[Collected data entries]

· · ·

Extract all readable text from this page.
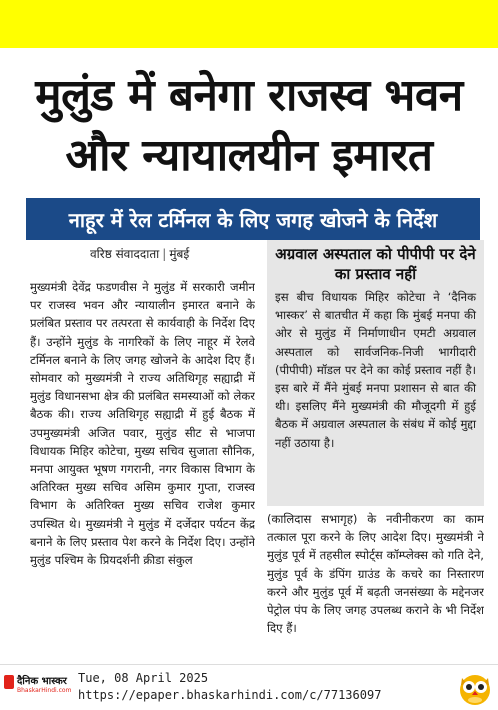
मुलुंड में बनेगा राजस्व भवन
और न्यायालयीन इमारत
नाहूर में रेल टर्मिनल के लिए जगह खोजने के निर्देश
वरिष्ठ संवाददाता | मुंबई

मुख्यमंत्री देवेंद्र फडणवीस ने मुलुंड में सरकारी जमीन पर राजस्व भवन और न्यायालीन इमारत बनाने के प्रलंबित प्रस्ताव पर तत्परता से कार्यवाही के निर्देश दिए हैं। उन्होंने मुलुंड के नागरिकों के लिए नाहूर में रेलवे टर्मिनल बनाने के लिए जगह खोजने के आदेश दिए हैं। सोमवार को मुख्यमंत्री ने राज्य अतिथिगृह सह्याद्री में मुलुंड विधानसभा क्षेत्र की प्रलंबित समस्याओं को लेकर बैठक की। राज्य अतिथिगृह सह्याद्री में हुई बैठक में उपमुख्यमंत्री अजित पवार, मुलुंड सीट से भाजपा विधायक मिहिर कोटेचा, मुख्य सचिव सुजाता सौनिक, मनपा आयुक्त भूषण गगरानी, नगर विकास विभाग के अतिरिक्त मुख्य सचिव असिम कुमार गुप्ता, राजस्व विभाग के अतिरिक्त मुख्य सचिव राजेश कुमार उपस्थित थे। मुख्यमंत्री ने मुलुंड में दर्जेदार पर्यटन केंद्र बनाने के लिए प्रस्ताव पेश करने के निर्देश दिए। उन्होंने मुलुंड पश्चिम के प्रियदर्शनी क्रीडा संकुल

अग्रवाल अस्पताल को पीपीपी पर देने का प्रस्ताव नहीं
इस बीच विधायक मिहिर कोटेचा ने ‘दैनिक भास्कर’ से बातचीत में कहा कि मुंबई मनपा की ओर से मुलुंड में निर्माणाधीन एमटी अग्रवाल अस्पताल को सार्वजनिक-निजी भागीदारी (पीपीपी) मॉडल पर देने का कोई प्रस्ताव नहीं है। इस बारे में मैंने मुंबई मनपा प्रशासन से बात की थी। इसलिए मैंने मुख्यमंत्री की मौजूदगी में हुई बैठक में अग्रवाल अस्पताल के संबंध में कोई मुद्दा नहीं उठाया है।

(कालिदास सभागृह) के नवीनीकरण का काम तत्काल पूरा करने के लिए आदेश दिए। मुख्यमंत्री ने मुलुंड पूर्व में तहसील स्पोर्ट्स कॉम्प्लेक्स को गति देने, मुलुंड पूर्व के डंपिंग ग्राउंड के कचरे का निस्तारण करने और मुलुंड पूर्व में बढ़ती जनसंख्या के मद्देनजर पेट्रोल पंप के लिए जगह उपलब्ध कराने के भी निर्देश दिए हैं।

दैनिक भास्कर
BhaskarHindi.com
Tue, 08 April 2025
https://epaper.bhaskarhindi.com/c/77136097
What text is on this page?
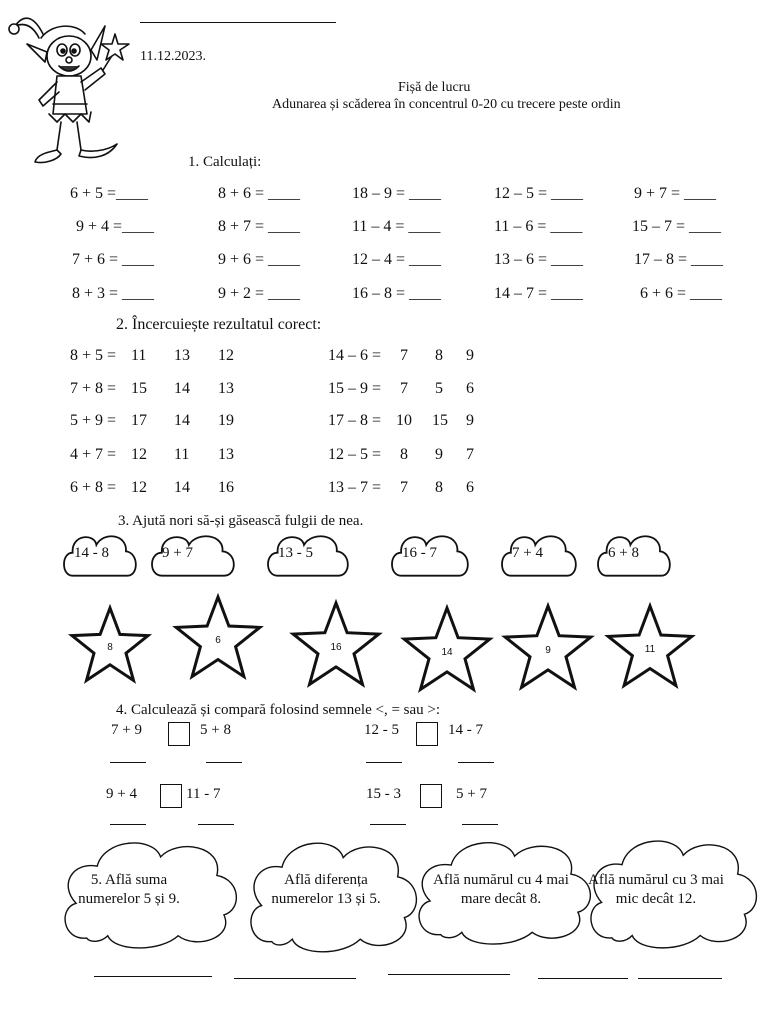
11.12.2023.
Fișă de lucru
Adunarea și scăderea în concentrul 0-20 cu trecere peste ordin
1. Calculați:
6 + 5 =____	8 + 6 = ____	18 – 9 = ____	12 – 5 = ____	9 + 7 = ____
9 + 4 =____	8 + 7 = ____	11 – 4 = ____	11 – 6 = ____	15 – 7 = ____
7 + 6 = ____	9 + 6 = ____	12 – 4 = ____	13 – 6 = ____	17 – 8 = ____
8 + 3 = ____	9 + 2 = ____	16 – 8 = ____	14 – 7 = ____	6 + 6 = ____
2. Încercuiește rezultatul corect:
8 + 5 = 11 13 12
7 + 8 = 15 14 13
5 + 9 = 17 14 19
4 + 7 = 12 11 13
6 + 8 = 12 14 16
14 – 6 = 7 8 9
15 – 9 = 7 5 6
17 – 8 = 10 15 9
12 – 5 = 8 9 7
13 – 7 = 7 8 6
3. Ajută nori să-și găsească fulgii de nea.
14 - 8	9 + 7	13 - 5	16 - 7	7 + 4	6 + 8
8
6
16	14	9	11
4. Calculează și compară folosind semnele <, = sau >:
7 + 9	5 + 8	12 - 5	14 - 7
9 + 4	11 - 7	15 - 3	5 + 7
5. Află suma numerelor 5 și 9.
Află diferența numerelor 13 și 5.
Află numărul cu 4 mai mare decât 8.
Află numărul cu 3 mai mic decât 12.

· · ·

--- TASK DETAILS ---
Pass over all pictures while writing out the lines from the line with "What text is on this page?" through the last line exactly.

--- EXERCISE OUTPUT ---
What text is on this page?
11.12.2023.
Fișă de lucru
Adunarea și scăderea în concentrul 0-20 cu trecere peste ordin
1. Calculați:
6 + 5 =____	8 + 6 = ____	18 – 9 = ____	12 – 5 = ____	9 + 7 = ____
9 + 4 =____	8 + 7 = ____	11 – 4 = ____	11 – 6 = ____	15 – 7 = ____
7 + 6 = ____	9 + 6 = ____	12 – 4 = ____	13 – 6 = ____	17 – 8 = ____
8 + 3 = ____	9 + 2 = ____	16 – 8 = ____	14 – 7 = ____	6 + 6 = ____
2. Încercuiește rezultatul corect:
8 + 5 = 11 13 12
7 + 8 = 15 14 13
5 + 9 = 17 14 19
4 + 7 = 12 11 13
6 + 8 = 12 14 16
14 – 6 = 7 8 9
15 – 9 = 7 5 6
17 – 8 = 10 15 9
12 – 5 = 8 9 7
13 – 7 = 7 8 6
3. Ajută nori să-și găsească fulgii de nea.
14 - 8	9 + 7	13 - 5	16 - 7	7 + 4	6 + 8
8
6
16	14	9	11
4. Calculează și compară folosind semnele <, = sau >:
7 + 9	5 + 8	12 - 5	14 - 7
9 + 4	11 - 7	15 - 3	5 + 7
5. Află suma numerelor 5 și 9.
Află diferența numerelor 13 și 5.
Află numărul cu 4 mai mare decât 8.
Află numărul cu 3 mai mic decât 12.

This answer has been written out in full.